(Dataset items)
★ ★ ★ ★
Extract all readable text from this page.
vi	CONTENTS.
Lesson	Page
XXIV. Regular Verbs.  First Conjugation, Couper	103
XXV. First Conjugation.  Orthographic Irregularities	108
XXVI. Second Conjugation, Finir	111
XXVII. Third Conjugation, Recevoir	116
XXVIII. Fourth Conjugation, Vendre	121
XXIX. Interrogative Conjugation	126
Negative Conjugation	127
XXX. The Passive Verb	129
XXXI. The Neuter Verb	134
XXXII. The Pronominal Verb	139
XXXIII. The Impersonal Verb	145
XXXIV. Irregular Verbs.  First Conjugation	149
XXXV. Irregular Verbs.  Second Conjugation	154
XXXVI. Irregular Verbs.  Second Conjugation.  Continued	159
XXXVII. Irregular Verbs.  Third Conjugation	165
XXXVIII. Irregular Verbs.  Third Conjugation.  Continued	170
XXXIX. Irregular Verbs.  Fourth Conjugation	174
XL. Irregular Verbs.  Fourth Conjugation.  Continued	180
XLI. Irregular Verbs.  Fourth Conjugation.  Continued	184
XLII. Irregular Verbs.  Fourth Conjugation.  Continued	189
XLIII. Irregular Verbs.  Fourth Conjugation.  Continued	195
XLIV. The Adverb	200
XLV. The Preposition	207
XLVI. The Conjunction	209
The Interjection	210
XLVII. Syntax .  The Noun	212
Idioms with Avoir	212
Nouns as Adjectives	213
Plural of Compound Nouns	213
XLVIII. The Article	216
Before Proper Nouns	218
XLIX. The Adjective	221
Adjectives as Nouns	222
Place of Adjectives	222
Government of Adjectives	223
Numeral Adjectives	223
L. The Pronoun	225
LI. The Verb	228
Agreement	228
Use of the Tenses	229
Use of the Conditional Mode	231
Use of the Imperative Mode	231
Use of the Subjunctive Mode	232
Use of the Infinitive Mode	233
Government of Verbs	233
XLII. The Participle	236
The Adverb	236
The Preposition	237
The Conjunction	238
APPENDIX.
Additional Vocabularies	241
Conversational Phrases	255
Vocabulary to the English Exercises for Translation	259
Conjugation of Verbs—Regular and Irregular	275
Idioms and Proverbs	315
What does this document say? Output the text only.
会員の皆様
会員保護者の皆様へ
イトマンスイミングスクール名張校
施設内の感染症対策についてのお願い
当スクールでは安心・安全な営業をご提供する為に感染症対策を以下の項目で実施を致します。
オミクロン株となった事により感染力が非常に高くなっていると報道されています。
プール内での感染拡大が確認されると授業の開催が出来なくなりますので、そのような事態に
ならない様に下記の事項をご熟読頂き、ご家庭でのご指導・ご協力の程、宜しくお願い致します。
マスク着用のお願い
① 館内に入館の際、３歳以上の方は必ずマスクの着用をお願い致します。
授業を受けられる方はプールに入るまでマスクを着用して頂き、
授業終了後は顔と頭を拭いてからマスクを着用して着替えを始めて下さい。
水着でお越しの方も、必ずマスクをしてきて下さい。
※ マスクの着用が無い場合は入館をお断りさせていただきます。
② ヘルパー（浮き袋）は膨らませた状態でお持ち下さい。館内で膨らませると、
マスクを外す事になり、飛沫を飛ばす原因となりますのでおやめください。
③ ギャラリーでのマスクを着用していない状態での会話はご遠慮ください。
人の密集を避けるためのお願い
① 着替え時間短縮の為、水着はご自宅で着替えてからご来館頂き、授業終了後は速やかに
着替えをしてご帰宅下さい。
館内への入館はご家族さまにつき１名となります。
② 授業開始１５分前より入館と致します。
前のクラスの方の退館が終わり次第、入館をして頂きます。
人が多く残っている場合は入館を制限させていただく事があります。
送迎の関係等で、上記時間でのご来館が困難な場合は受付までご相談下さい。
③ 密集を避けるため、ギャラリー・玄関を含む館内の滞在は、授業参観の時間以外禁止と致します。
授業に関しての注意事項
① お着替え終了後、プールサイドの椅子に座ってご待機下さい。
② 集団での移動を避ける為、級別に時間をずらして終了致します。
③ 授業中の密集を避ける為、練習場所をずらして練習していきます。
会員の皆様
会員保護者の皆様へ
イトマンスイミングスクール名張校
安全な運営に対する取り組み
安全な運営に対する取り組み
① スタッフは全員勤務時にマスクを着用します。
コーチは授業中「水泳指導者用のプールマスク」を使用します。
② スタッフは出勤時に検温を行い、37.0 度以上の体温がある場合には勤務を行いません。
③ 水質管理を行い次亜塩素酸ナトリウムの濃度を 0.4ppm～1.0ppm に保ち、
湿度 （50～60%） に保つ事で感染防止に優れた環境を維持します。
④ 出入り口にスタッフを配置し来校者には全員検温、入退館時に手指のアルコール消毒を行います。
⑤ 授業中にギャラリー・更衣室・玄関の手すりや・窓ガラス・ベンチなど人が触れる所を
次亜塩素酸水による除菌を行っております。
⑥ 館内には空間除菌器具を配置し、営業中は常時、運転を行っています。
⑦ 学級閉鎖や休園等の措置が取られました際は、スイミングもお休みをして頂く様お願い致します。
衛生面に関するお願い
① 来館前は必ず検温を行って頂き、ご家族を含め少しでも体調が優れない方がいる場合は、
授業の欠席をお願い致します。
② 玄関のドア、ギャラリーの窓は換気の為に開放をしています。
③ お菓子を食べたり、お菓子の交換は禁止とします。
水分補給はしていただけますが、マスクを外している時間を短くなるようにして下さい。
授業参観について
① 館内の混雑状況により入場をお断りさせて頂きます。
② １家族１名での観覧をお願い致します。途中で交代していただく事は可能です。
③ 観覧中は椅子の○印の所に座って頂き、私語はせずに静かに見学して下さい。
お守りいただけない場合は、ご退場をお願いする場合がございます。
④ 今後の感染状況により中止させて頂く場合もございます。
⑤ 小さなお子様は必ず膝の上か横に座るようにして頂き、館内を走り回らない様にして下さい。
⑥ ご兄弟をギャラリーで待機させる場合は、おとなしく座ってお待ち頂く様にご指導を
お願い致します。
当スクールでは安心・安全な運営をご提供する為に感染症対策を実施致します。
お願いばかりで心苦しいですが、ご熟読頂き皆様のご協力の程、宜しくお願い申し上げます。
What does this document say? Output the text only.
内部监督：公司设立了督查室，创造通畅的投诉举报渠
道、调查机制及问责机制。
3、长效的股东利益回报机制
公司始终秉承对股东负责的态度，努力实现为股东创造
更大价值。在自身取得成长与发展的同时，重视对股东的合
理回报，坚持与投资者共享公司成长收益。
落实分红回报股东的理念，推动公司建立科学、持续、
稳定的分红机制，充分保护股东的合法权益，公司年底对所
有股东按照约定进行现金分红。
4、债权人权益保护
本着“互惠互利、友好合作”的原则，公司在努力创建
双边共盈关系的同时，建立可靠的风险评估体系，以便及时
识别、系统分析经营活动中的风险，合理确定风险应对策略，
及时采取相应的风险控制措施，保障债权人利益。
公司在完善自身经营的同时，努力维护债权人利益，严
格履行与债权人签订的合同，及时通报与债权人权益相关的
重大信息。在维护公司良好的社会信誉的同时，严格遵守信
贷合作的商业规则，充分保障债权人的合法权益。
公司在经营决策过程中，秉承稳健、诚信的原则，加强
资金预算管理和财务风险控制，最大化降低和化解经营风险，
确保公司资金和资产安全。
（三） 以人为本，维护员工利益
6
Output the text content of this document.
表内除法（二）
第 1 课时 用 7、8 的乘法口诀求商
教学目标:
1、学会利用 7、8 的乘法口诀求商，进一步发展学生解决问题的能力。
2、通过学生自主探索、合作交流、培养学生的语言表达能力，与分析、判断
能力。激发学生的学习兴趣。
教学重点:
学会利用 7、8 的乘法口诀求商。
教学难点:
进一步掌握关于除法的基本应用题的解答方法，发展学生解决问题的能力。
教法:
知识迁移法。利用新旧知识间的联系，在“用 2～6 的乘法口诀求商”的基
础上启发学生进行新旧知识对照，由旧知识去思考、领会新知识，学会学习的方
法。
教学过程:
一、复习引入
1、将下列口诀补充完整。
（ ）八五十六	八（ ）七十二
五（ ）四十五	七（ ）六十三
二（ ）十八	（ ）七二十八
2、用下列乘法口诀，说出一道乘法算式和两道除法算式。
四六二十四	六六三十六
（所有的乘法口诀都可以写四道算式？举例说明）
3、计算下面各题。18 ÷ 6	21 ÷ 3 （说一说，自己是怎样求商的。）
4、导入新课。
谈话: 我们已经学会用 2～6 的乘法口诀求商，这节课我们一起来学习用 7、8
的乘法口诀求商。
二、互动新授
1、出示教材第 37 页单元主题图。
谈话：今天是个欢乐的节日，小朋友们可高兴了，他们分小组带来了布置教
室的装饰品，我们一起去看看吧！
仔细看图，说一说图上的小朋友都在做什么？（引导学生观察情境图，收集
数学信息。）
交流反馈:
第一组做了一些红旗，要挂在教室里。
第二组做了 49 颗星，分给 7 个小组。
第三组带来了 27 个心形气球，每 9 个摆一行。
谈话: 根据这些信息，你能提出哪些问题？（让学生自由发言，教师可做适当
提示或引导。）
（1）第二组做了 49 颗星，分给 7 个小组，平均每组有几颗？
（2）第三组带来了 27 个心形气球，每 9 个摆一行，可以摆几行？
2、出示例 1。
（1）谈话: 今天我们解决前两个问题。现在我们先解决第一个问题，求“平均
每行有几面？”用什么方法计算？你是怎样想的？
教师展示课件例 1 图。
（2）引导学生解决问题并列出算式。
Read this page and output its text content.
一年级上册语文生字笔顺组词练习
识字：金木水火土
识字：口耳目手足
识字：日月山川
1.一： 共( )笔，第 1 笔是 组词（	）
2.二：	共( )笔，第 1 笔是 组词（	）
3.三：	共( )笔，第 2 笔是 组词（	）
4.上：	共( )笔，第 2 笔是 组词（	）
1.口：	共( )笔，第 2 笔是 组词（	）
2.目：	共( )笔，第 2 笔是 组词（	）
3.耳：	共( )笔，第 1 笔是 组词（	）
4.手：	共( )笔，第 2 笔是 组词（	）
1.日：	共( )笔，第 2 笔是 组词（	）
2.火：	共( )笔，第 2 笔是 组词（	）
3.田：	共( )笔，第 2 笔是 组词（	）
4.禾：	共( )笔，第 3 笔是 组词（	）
★ ★ ★ ★
• [DIRECTIONS]: The required output is the exact sequence of lines from the one containing "Read this page and output its text content." through the end of the listing, both endpoints included.

• [TASK RESPONSE]:
Read this page and output its text content.
一年级上册语文生字笔顺组词练习
识字：金木水火土
识字：口耳目手足
识字：日月山川
1.一： 共( )笔，第 1 笔是 组词（	）
2.二：	共( )笔，第 1 笔是 组词（	）
3.三：	共( )笔，第 2 笔是 组词（	）
4.上：	共( )笔，第 2 笔是 组词（	）
1.口：	共( )笔，第 2 笔是 组词（	）
2.目：	共( )笔，第 2 笔是 组词（	）
3.耳：	共( )笔，第 1 笔是 组词（	）
4.手：	共( )笔，第 2 笔是 组词（	）
1.日：	共( )笔，第 2 笔是 组词（	）
2.火：	共( )笔，第 2 笔是 组词（	）
3.田：	共( )笔，第 2 笔是 组词（	）
4.禾：	共( )笔，第 3 笔是 组词（	）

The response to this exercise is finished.